#### RECORDS FOR PROCESSING:
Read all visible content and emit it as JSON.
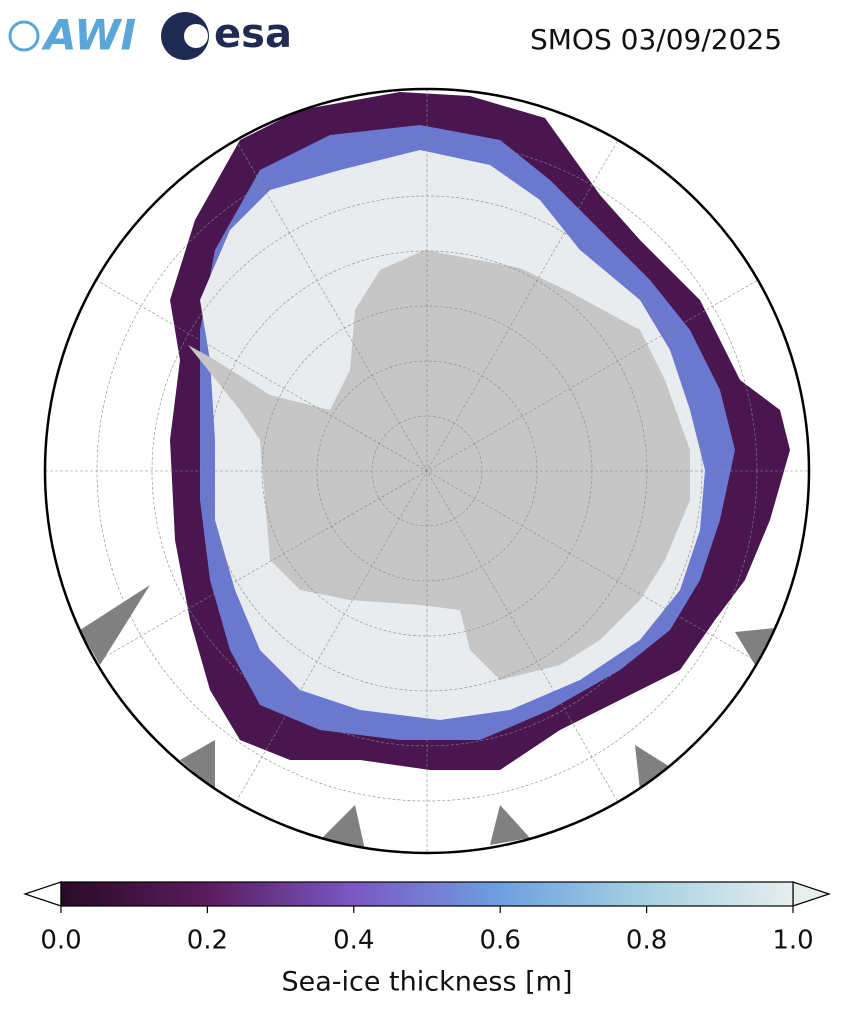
{
  "header": {
    "logos": [
      "AWI",
      "esa"
    ],
    "title": "SMOS 03/09/2025"
  },
  "colorbar": {
    "label": "Sea-ice thickness [m]",
    "lim": [
      0,
      1
    ],
    "ticks": [
      {
        "value": 0,
        "label": "0.0"
      },
      0.2,
      0.4,
      0.6,
      0.8,
      {
        "value": 1,
        "label": "1.0"
      }
    ],
    "colors": [
      "#2a0a26",
      "#5a1c5e",
      "#7a58c4",
      "#6f9fe0",
      "#a6d1e2",
      "#e6eeee"
    ]
  }
}
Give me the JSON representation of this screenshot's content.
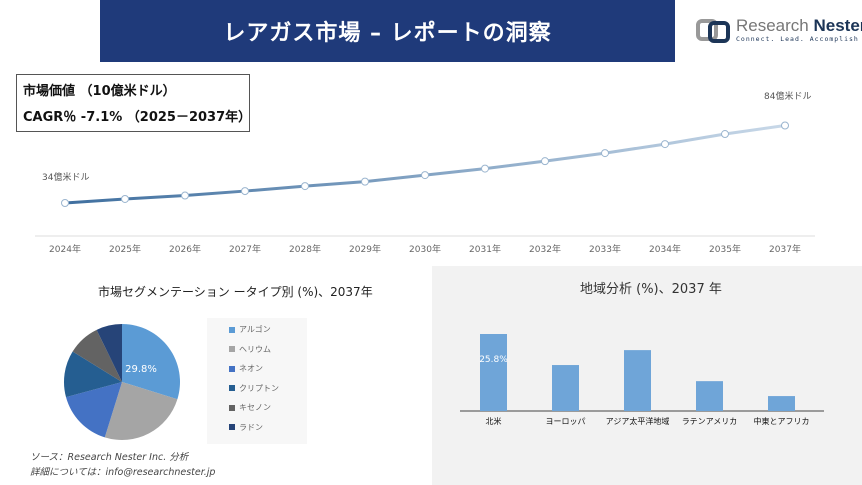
{
  "header": {
    "title": "レアガス市場 – レポートの洞察"
  },
  "logo": {
    "name_light": "Research ",
    "name_dark": "Nester",
    "tagline": "Connect. Lead. Accomplish"
  },
  "info": {
    "market_value": "市場価値 （10億米ドル）",
    "cagr": "CAGR％ -7.1% （2025－2037年）"
  },
  "source": {
    "line1": "ソース：Research Nester Inc. 分析",
    "line2": "詳細については：info@researchnester.jp"
  },
  "colors": {
    "header": "#1f3a7a",
    "bar": "#6fa5d8"
  },
  "chart_data": [
    {
      "type": "line",
      "categories": [
        "2024年",
        "2025年",
        "2026年",
        "2027年",
        "2028年",
        "2029年",
        "2030年",
        "2031年",
        "2032年",
        "2033年",
        "2034年",
        "2035年",
        "2037年"
      ],
      "values": [
        34,
        36.6,
        38.8,
        41.7,
        44.9,
        47.8,
        52,
        56.2,
        61,
        66.2,
        72,
        78.5,
        84
      ],
      "annotations": {
        "start": "34億米ドル",
        "end": "84億米ドル"
      },
      "grid": false
    },
    {
      "type": "pie",
      "title": "市場セグメンテーション ータイプ別 (%)、2037年",
      "labels": [
        "アルゴン",
        "ヘリウム",
        "ネオン",
        "クリプトン",
        "キセノン",
        "ラドン"
      ],
      "values": [
        29.8,
        25,
        16,
        13,
        9,
        7.2
      ],
      "colors": [
        "#5b9bd5",
        "#a5a5a5",
        "#4472c4",
        "#255e91",
        "#636363",
        "#264478"
      ],
      "data_label": "29.8%",
      "legend": "right"
    },
    {
      "type": "bar",
      "title": "地域分析 (%)、2037 年",
      "categories": [
        "北米",
        "ヨーロッパ",
        "アジア太平洋地域",
        "ラテンアメリカ",
        "中東とアフリカ"
      ],
      "values": [
        25.8,
        15.4,
        20.4,
        10,
        5
      ],
      "data_label": "25.8%"
    }
  ]
}
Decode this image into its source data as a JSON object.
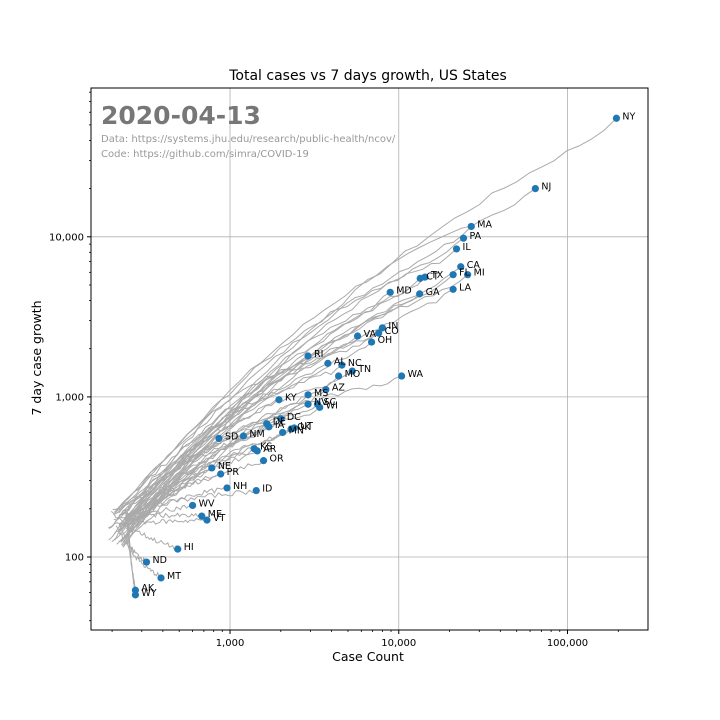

#### WHAT TO PRODUCE:
Make an exact reproduction of the listing above, without any pictures.

#### THE SOLUTION:
Read all visible content and emit it as JSON.
{
  "header": {
    "logos": [
      "AWI",
      "esa"
    ],
    "title": "SMOS 03/09/2025"
  },
  "colorbar": {
    "label": "Sea-ice thickness [m]",
    "lim": [
      0,
      1
    ],
    "ticks": [
      {
        "value": 0,
        "label": "0.0"
      },
      0.2,
      0.4,
      0.6,
      0.8,
      {
        "value": 1,
        "label": "1.0"
      }
    ],
    "colors": [
      "#2a0a26",
      "#5a1c5e",
      "#7a58c4",
      "#6f9fe0",
      "#a6d1e2",
      "#e6eeee"
    ]
  }
}
Give me the JSON representation of this screenshot's content.
{
  "header": {
    "title": "レアガス市場 – レポートの洞察"
  },
  "logo": {
    "name_light": "Research ",
    "name_dark": "Nester",
    "tagline": "Connect. Lead. Accomplish"
  },
  "info": {
    "market_value": "市場価値 （10億米ドル）",
    "cagr": "CAGR％ -7.1% （2025－2037年）"
  },
  "source": {
    "line1": "ソース：Research Nester Inc. 分析",
    "line2": "詳細については：info@researchnester.jp"
  },
  "colors": {
    "header": "#1f3a7a",
    "bar": "#6fa5d8"
  },
  "chart_data": [
    {
      "type": "line",
      "categories": [
        "2024年",
        "2025年",
        "2026年",
        "2027年",
        "2028年",
        "2029年",
        "2030年",
        "2031年",
        "2032年",
        "2033年",
        "2034年",
        "2035年",
        "2037年"
      ],
      "values": [
        34,
        36.6,
        38.8,
        41.7,
        44.9,
        47.8,
        52,
        56.2,
        61,
        66.2,
        72,
        78.5,
        84
      ],
      "annotations": {
        "start": "34億米ドル",
        "end": "84億米ドル"
      },
      "grid": false
    },
    {
      "type": "pie",
      "title": "市場セグメンテーション ータイプ別 (%)、2037年",
      "labels": [
        "アルゴン",
        "ヘリウム",
        "ネオン",
        "クリプトン",
        "キセノン",
        "ラドン"
      ],
      "values": [
        29.8,
        25,
        16,
        13,
        9,
        7.2
      ],
      "colors": [
        "#5b9bd5",
        "#a5a5a5",
        "#4472c4",
        "#255e91",
        "#636363",
        "#264478"
      ],
      "data_label": "29.8%",
      "legend": "right"
    },
    {
      "type": "bar",
      "title": "地域分析 (%)、2037 年",
      "categories": [
        "北米",
        "ヨーロッパ",
        "アジア太平洋地域",
        "ラテンアメリカ",
        "中東とアフリカ"
      ],
      "values": [
        25.8,
        15.4,
        20.4,
        10,
        5
      ],
      "data_label": "25.8%"
    }
  ]
}
Decode this image into its source data as a JSON object.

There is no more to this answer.